[Data excerpts]
◆ ◆ ◆ ◆

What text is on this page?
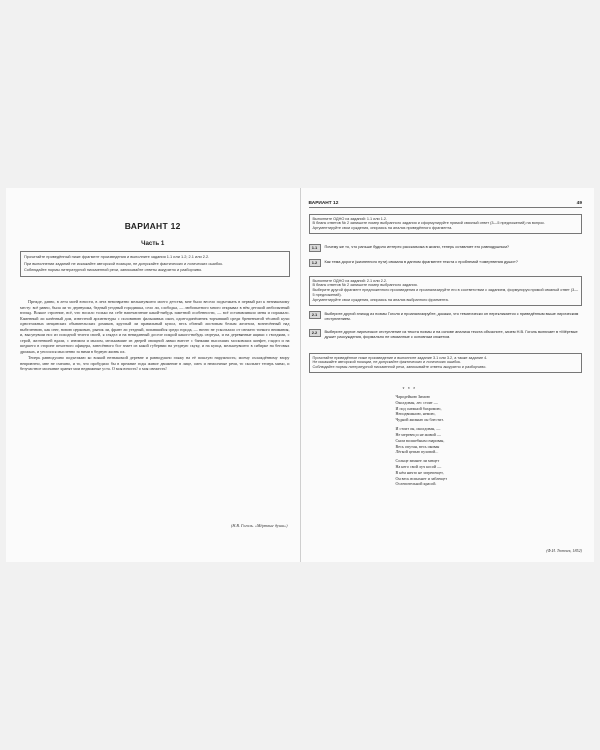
ВАРИАНТ 12
Часть 1

Прочитайте приведённый ниже фрагмент произведения и выполните задания 1.1 или 1.2; 2.1 или 2.2.

При выполнении заданий не искажайте авторской позиции, не допускайте фактических и логических ошибок.

Соблюдайте нормы литературной письменной речи, записывайте ответы аккуратно и разборчиво.

Прежде, давно, в лета моей юности, в лета невозвратно мелькнувшего моего детства, мне было весело подъезжать в первый раз к незнакомому месту: всё равно, была ли то деревушка, бедный уездный городишка, село ли, слободка, — любопытного много открывал в нём детский любопытный взгляд. Всякое строение, всё, что носило только на себе напечатление какой-нибудь заметной особенности, — всё останавливало меня и поражало. Каменный ли казённый дом, известной архитектуры с половиною фальшивых окон, один-одинёшенек торчавший среди бревенчатой тёсаной кучи одноэтажных мещанских обывательских домиков, круглый ли правильный купол, весь обитый листовым белым железом, вознесённый над выбеленною, как снег, новою церковью, рынок ли, франт ли уездный, попавшийся среди города, — ничто не ускользало от свежего тонкого внимания, и, высунувши нос из походной телеги своей, я глядел и на невиданный доселе покрой какого-нибудь сюртука, и на деревянные ящики с гвоздями, с серой, желтевшей вдали, с изюмом и мылом, мелькавшие из дверей овощной лавки вместе с банками высохших московских конфет, глядел и на шедшего в стороне пехотного офицера, занесённого бог знает из какой губернии на уездную скуку, и на купца, мелькнувшего в сибирке на беговых дрожках, и уносился мысленно за ними в бедную жизнь их.

Теперь равнодушно подъезжаю ко всякой незнакомой деревне и равнодушно гляжу на её пошлую наружность; моему охлаждённому взору неприютно, мне не смешно, и то, что пробудило бы в прежние годы живое движение в лице, смех и немолчные речи, то скользит теперь мимо, и безучастное молчание хранят мои недвижные уста. О моя юность! о моя свежесть!

(Н.В. Гоголь. «Мёртвые души»)
ВАРИАНТ 12	49

Выполните ОДНО из заданий: 1.1 или 1.2.

В бланк ответов № 2 запишите номер выбранного задания и сформулируйте прямой связный ответ (3—5 предложений) на вопрос.

Аргументируйте свои суждения, опираясь на анализ приведённого фрагмента.

1.1	Почему же то, что раньше будило интерес рассказчика в жизни, теперь оставляет его равнодушным?
1.2	Как тема дороги (жизненного пути) связана в данном фрагменте текста с проблемой «омертвения души»?

Выполните ОДНО из заданий: 2.1 или 2.2.

В бланк ответов № 2 запишите номер выбранного задания.

Выберите другой фрагмент предложенного произведения и проанализируйте его в соответствии с заданием, формулируя прямой связный ответ (3—5 предложений).

Аргументируйте свои суждения, опираясь на анализ выбранного фрагмента.

2.1	Выберите другой эпизод из поэмы Гоголя и проанализируйте, докажи, что тематически он перекликается с приведённым выше лирическим отступлением.
2.2	Выберите другое лирическое отступление из текста поэмы и на основе анализа текста объясните, зачем Н.В. Гоголь включает в «Мёртвые души» рассуждения, формально не связанные с основным сюжетом.

Прочитайте приведённое ниже произведение и выполните задание 3.1 или 3.2, а также задание 4.

Не искажайте авторской позиции, не допускайте фактических и логических ошибок.

Соблюдайте нормы литературной письменной речи, записывайте ответы аккуратно и разборчиво.

* * *
Чародейкою Зимою
Околдован, лес стоит —
И под снежной бахромою,
Неподвижною, немою,
Чудной жизнью он блестит.
И стоит он, околдован, —
Не мертвец и не живой —
Сном волшебным очарован,
Весь опутан, весь окован
Лёгкой цепью пуховой...
Солнце зимнее ли мещет
На него свой луч косой —
В нём ничто не затрепещет,
Он весь вспыхнет и заблещет
Ослепительной красой.
(Ф.И. Тютчев, 1852)
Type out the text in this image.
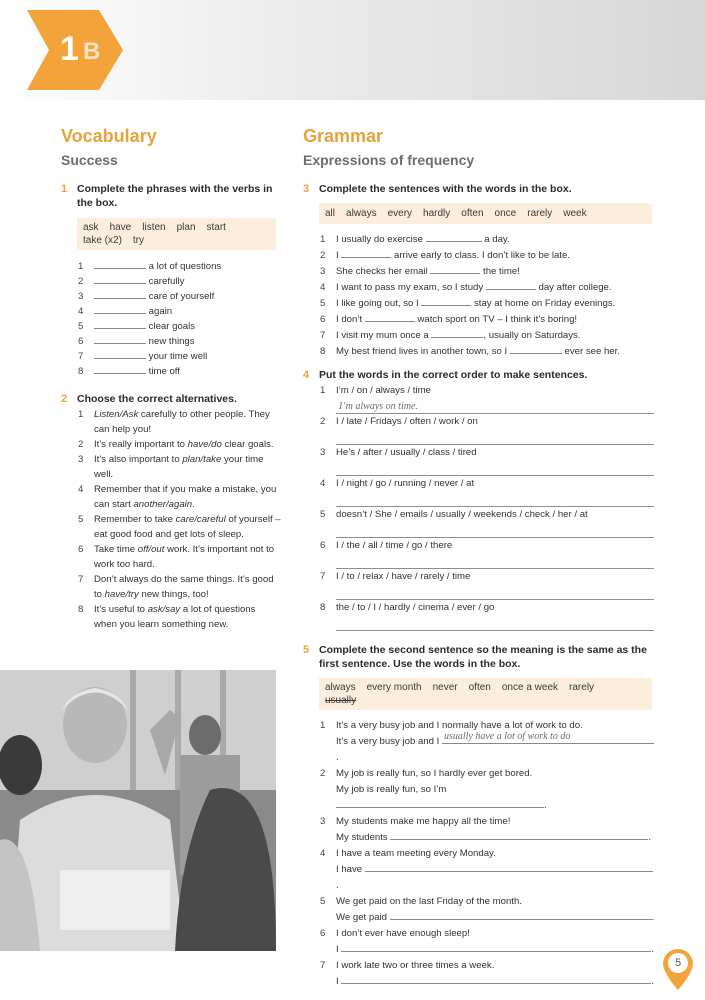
1 B
Vocabulary
Success
1 Complete the phrases with the verbs in the box.
ask have listen plan start
take (x2) try
1	a lot of questions
2	carefully
3	care of yourself
4	again
5	clear goals
6	new things
7	your time well
8	time off
2 Choose the correct alternatives.
1 Listen/Ask carefully to other people. They can help you!
2 It’s really important to have/do clear goals.
3 It’s also important to plan/take your time well.
4 Remember that if you make a mistake, you can start another/again.
5 Remember to take care/careful of yourself – eat good food and get lots of sleep.
6 Take time off/out work. It’s important not to work too hard.
7 Don’t always do the same things. It’s good to have/try new things, too!
8 It’s useful to ask/say a lot of questions when you learn something new.
Grammar
Expressions of frequency
3 Complete the sentences with the words in the box.
all always every hardly often once rarely week
1 I usually do exercise	a day.
2 I	arrive early to class. I don’t like to be late.
3 She checks her email	the time!
4 I want to pass my exam, so I study	day after college.
5 I like going out, so I	stay at home on Friday evenings.
6 I don’t	watch sport on TV – I think it’s boring!
7 I visit my mum once a	, usually on Saturdays.
8 My best friend lives in another town, so I	ever see her.
4 Put the words in the correct order to make sentences.
1 I’m / on / always / time
I’m always on time.
2 I / late / Fridays / often / work / on
3 He’s / after / usually / class / tired
4 I / night / go / running / never / at
5 doesn’t / She / emails / usually / weekends / check / her / at
6 I / the / all / time / go / there
7 I / to / relax / have / rarely / time
8 the / to / I / hardly / cinema / ever / go
5 Complete the second sentence so the meaning is the same as the first sentence. Use the words in the box.
always every month never often once a week rarely
usually
1 It’s a very busy job and I normally have a lot of work to do.
It’s a very busy job and I usually have a lot of work to do
.
2 My job is really fun, so I hardly ever get bored.
My job is really fun, so I’m .
3 My students make me happy all the time!
My students	.
4 I have a team meeting every Monday.
I have .
5 We get paid on the last Friday of the month.
We get paid	.
6 I don’t ever have enough sleep!
I	.
7 I work late two or three times a week.
I	.
5
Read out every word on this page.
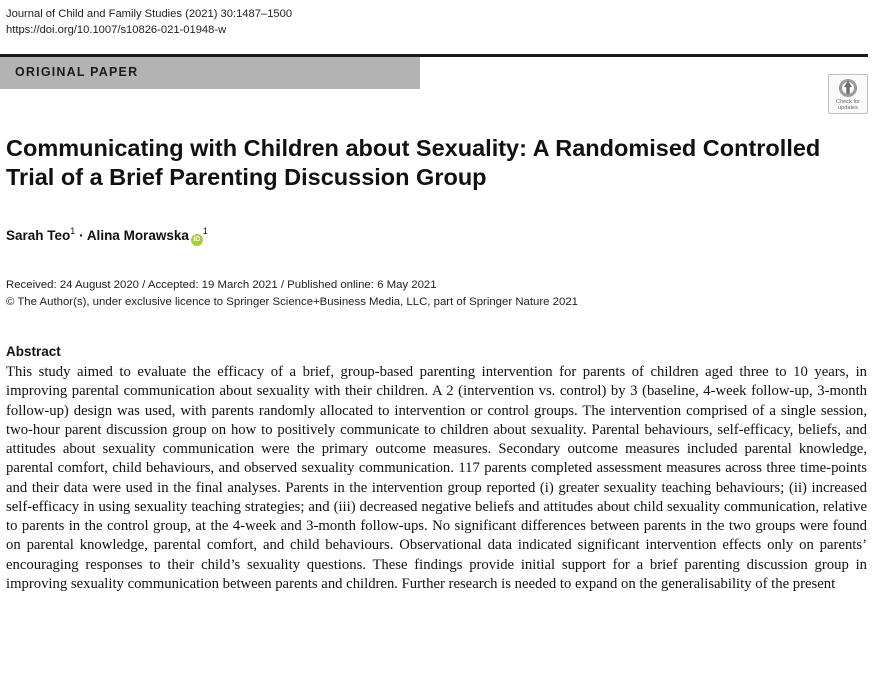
Journal of Child and Family Studies (2021) 30:1487–1500
https://doi.org/10.1007/s10826-021-01948-w
ORIGINAL PAPER
Check for updates
Communicating with Children about Sexuality: A Randomised Controlled Trial of a Brief Parenting Discussion Group
Sarah Teo$^1$ · Alina Morawska $iD^1$
Received: 24 August 2020 / Accepted: 19 March 2021 / Published online: 6 May 2021
© The Author(s), under exclusive licence to Springer Science+Business Media, LLC, part of Springer Nature 2021
Abstract

This study aimed to evaluate the efficacy of a brief, group-based parenting intervention for parents of children aged three to 10 years, in improving parental communication about sexuality with their children. A 2 (intervention vs. control) by 3 (baseline, 4-week follow-up, 3-month follow-up) design was used, with parents randomly allocated to intervention or control groups. The intervention comprised of a single session, two-hour parent discussion group on how to positively communicate to children about sexuality. Parental behaviours, self-efficacy, beliefs, and attitudes about sexuality communication were the primary outcome measures. Secondary outcome measures included parental knowledge, parental comfort, child behaviours, and observed sexuality communication. 117 parents completed assessment measures across three time-points and their data were used in the final analyses. Parents in the intervention group reported (i) greater sexuality teaching behaviours; (ii) increased self-efficacy in using sexuality teaching strategies; and (iii) decreased negative beliefs and attitudes about child sexuality communication, relative to parents in the control group, at the 4-week and 3-month follow-ups. No significant differences between parents in the two groups were found on parental knowledge, parental comfort, and child behaviours. Observational data indicated significant intervention effects only on parents’ encouraging responses to their child’s sexuality questions. These findings provide initial support for a brief parenting discussion group in improving sexuality communication between parents and children. Further research is needed to expand on the generalisability of the present
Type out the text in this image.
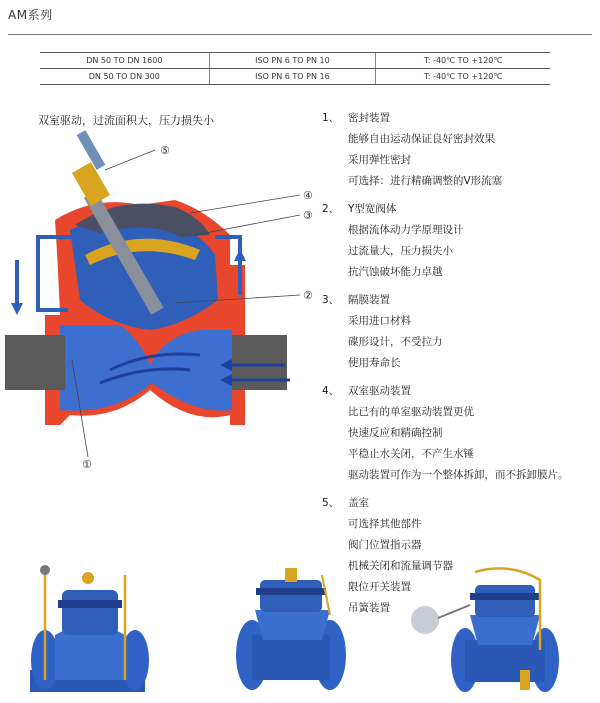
AM系列
DN 50 TO DN 1600	ISO PN 6 TO PN 10	T: -40℃ TO +120℃
DN 50 TO DN 300	ISO PN 6 TO PN 16	T: -40℃ TO +120℃
双室驱动，过流面积大，压力损失小
⑤
④
③
②
①
1、 密封装置
能够自由运动保证良好密封效果
采用弹性密封
可选择：进行精确调整的V形流塞
2、 Y型宽阀体
根据流体动力学原理设计
过流量大，压力损失小
抗汽蚀破坏能力卓越
3、 隔膜装置
采用进口材料
碟形设计，不受拉力
使用寿命长
4、 双室驱动装置
比已有的单室驱动装置更优
快速反应和精确控制
平稳止水关闭，不产生水锤
驱动装置可作为一个整体拆卸，而不拆卸膜片。
5、 盖室
可选择其他部件
阀门位置指示器
机械关闭和流量调节器
限位开关装置
吊簧装置
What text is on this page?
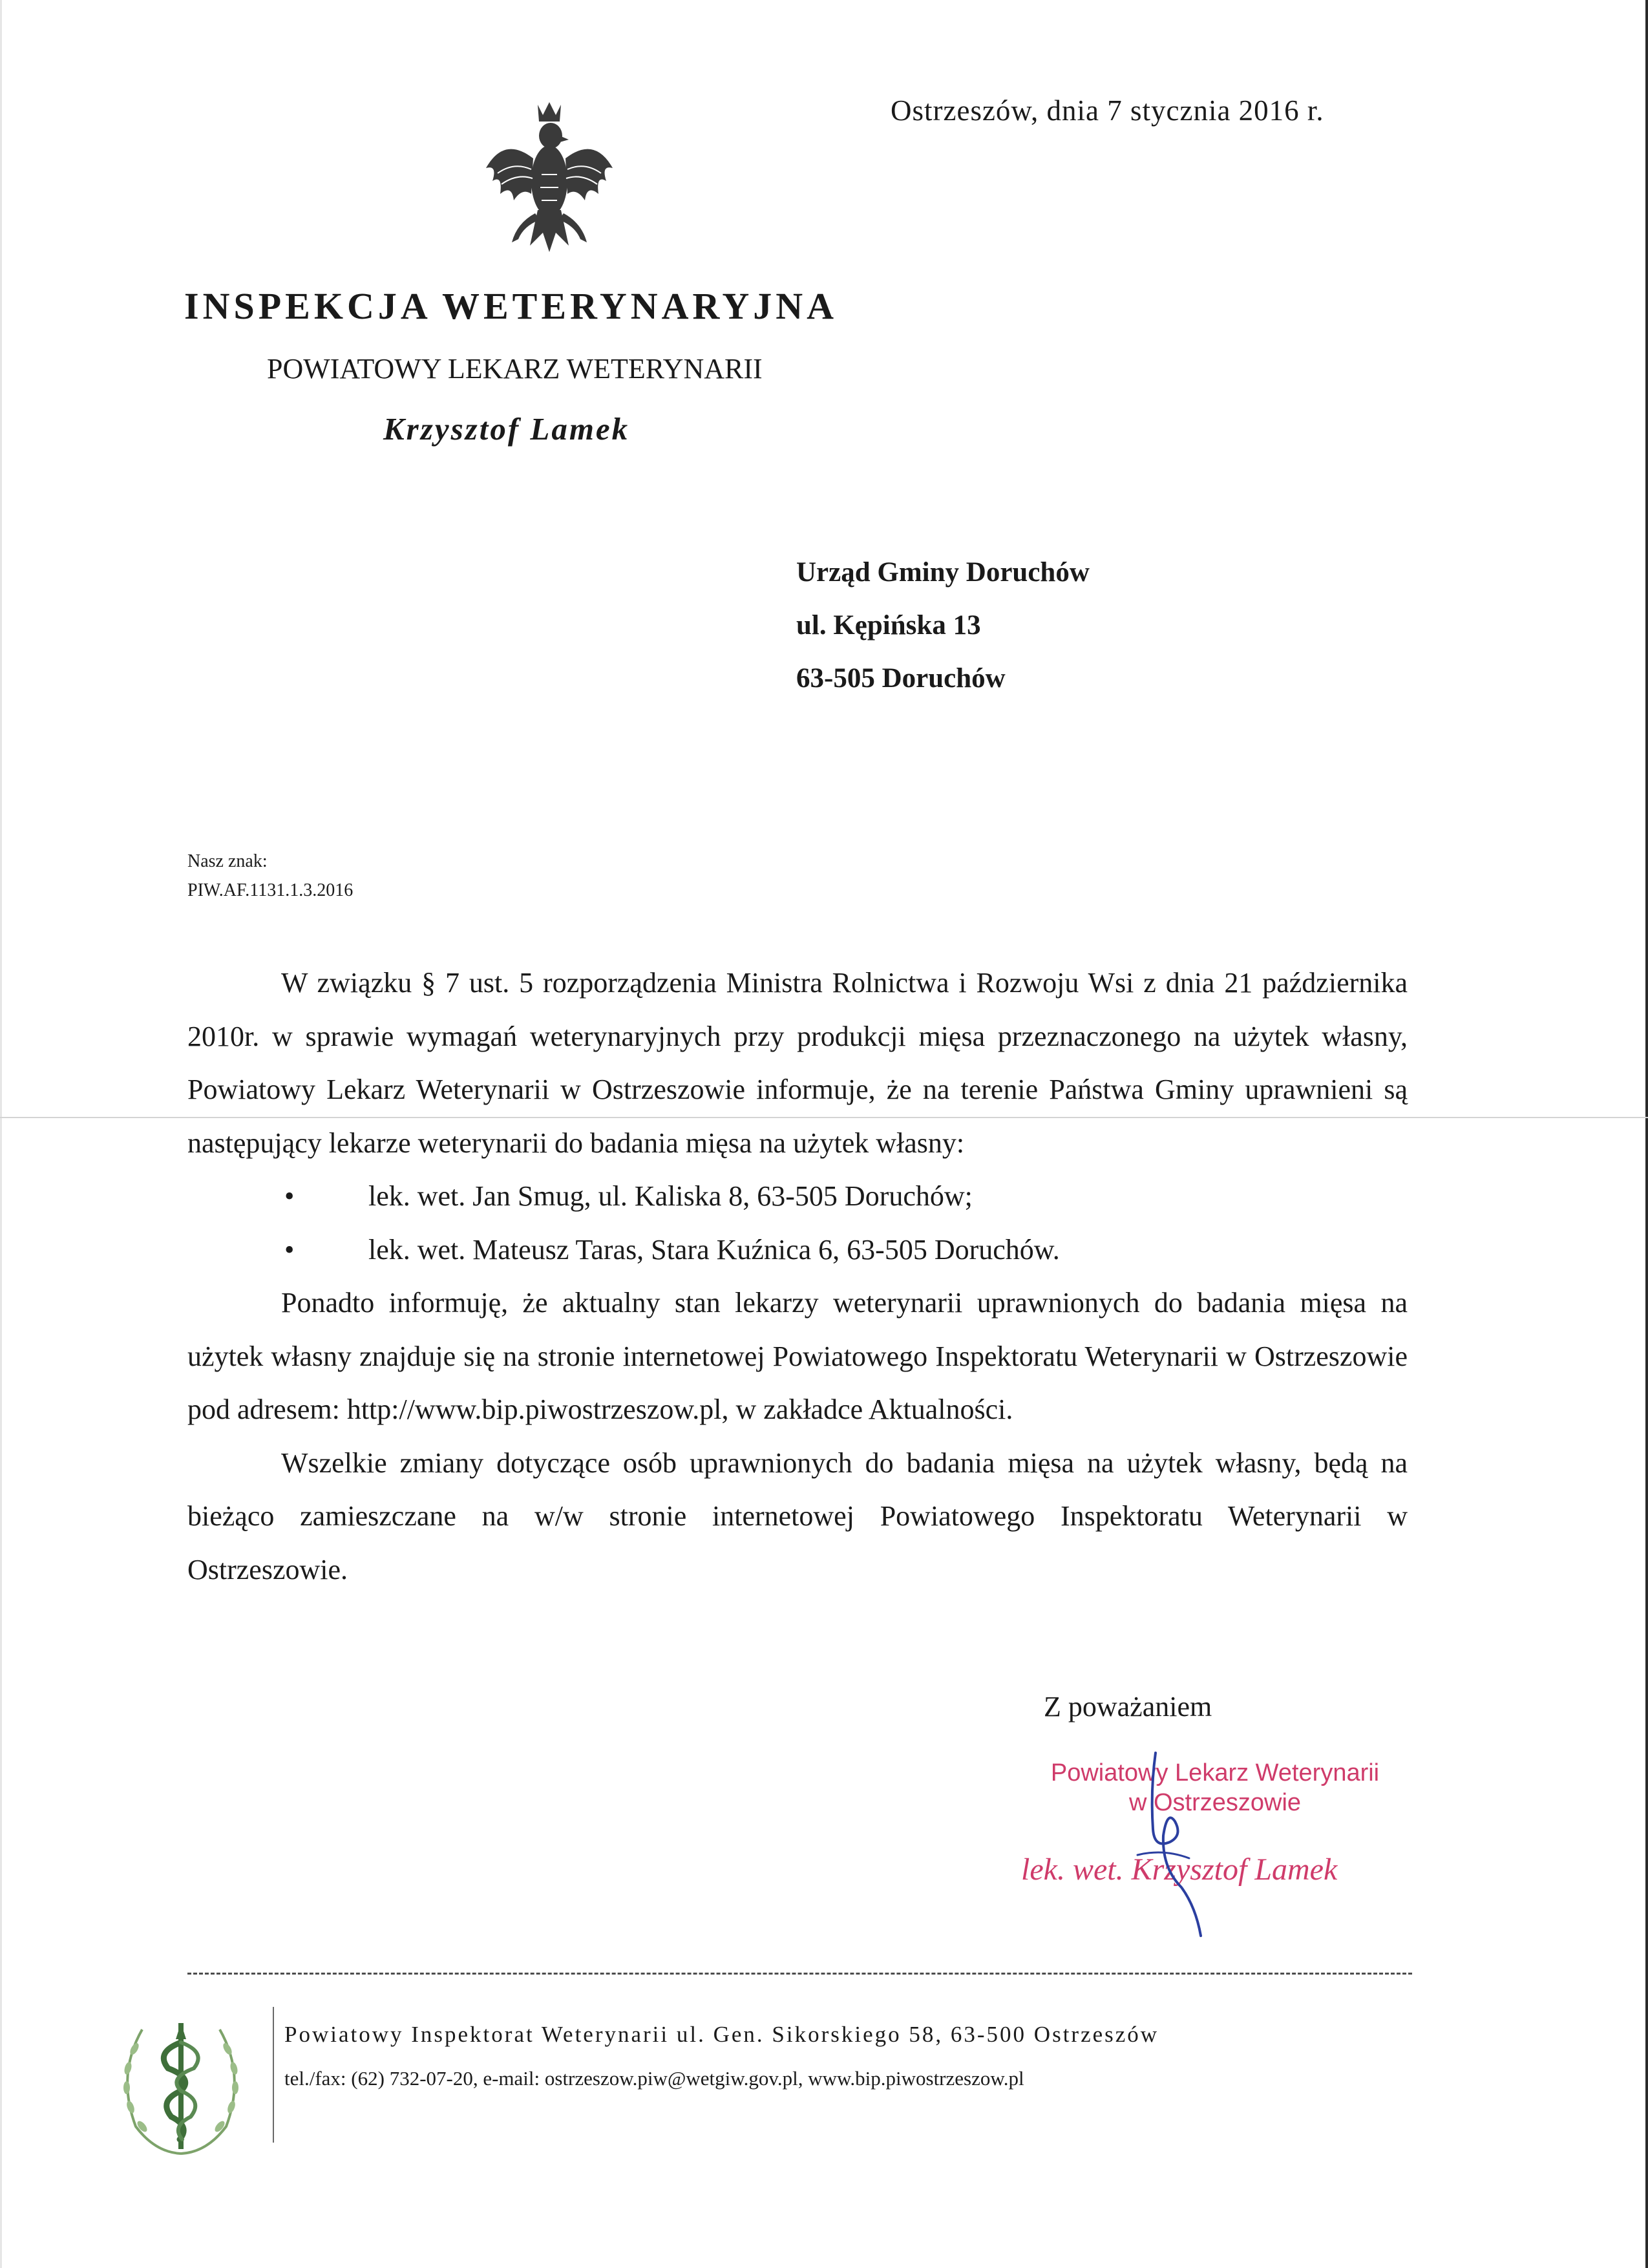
Ostrzeszów, dnia 7 stycznia 2016 r.
INSPEKCJA WETERYNARYJNA
POWIATOWY LEKARZ WETERYNARII
Krzysztof Lamek
Urząd Gminy Doruchów
ul. Kępińska 13
63-505 Doruchów
Nasz znak:
PIW.AF.1131.1.3.2016

W związku § 7 ust. 5 rozporządzenia Ministra Rolnictwa i Rozwoju Wsi z dnia 21 października 2010r. w sprawie wymagań weterynaryjnych przy produkcji mięsa przeznaczonego na użytek własny, Powiatowy Lekarz Weterynarii w Ostrzeszowie informuje, że na terenie Państwa Gminy uprawnieni są następujący lekarze weterynarii do badania mięsa na użytek własny:

• lek. wet. Jan Smug, ul. Kaliska 8, 63-505 Doruchów;
• lek. wet. Mateusz Taras, Stara Kuźnica 6, 63-505 Doruchów.

Ponadto informuję, że aktualny stan lekarzy weterynarii uprawnionych do badania mięsa na użytek własny znajduje się na stronie internetowej Powiatowego Inspektoratu Weterynarii w Ostrzeszowie pod adresem: http://www.bip.piwostrzeszow.pl, w zakładce Aktualności.

Wszelkie zmiany dotyczące osób uprawnionych do badania mięsa na użytek własny, będą na bieżąco zamieszczane na w/w stronie internetowej Powiatowego Inspektoratu Weterynarii w Ostrzeszowie.

Z poważaniem
Powiatowy Lekarz Weterynarii
w Ostrzeszowie
lek. wet. Krzysztof Lamek
Powiatowy Inspektorat Weterynarii ul. Gen. Sikorskiego 58, 63-500 Ostrzeszów
tel./fax: (62) 732-07-20, e-mail: ostrzeszow.piw@wetgiw.gov.pl, www.bip.piwostrzeszow.pl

◆ ◆ ◆ ◆

- _Exercise_
List every line above that contains the word "never".

- _Exercise solution_
4 I / night / go / running / never / at
always every month never often once a week rarely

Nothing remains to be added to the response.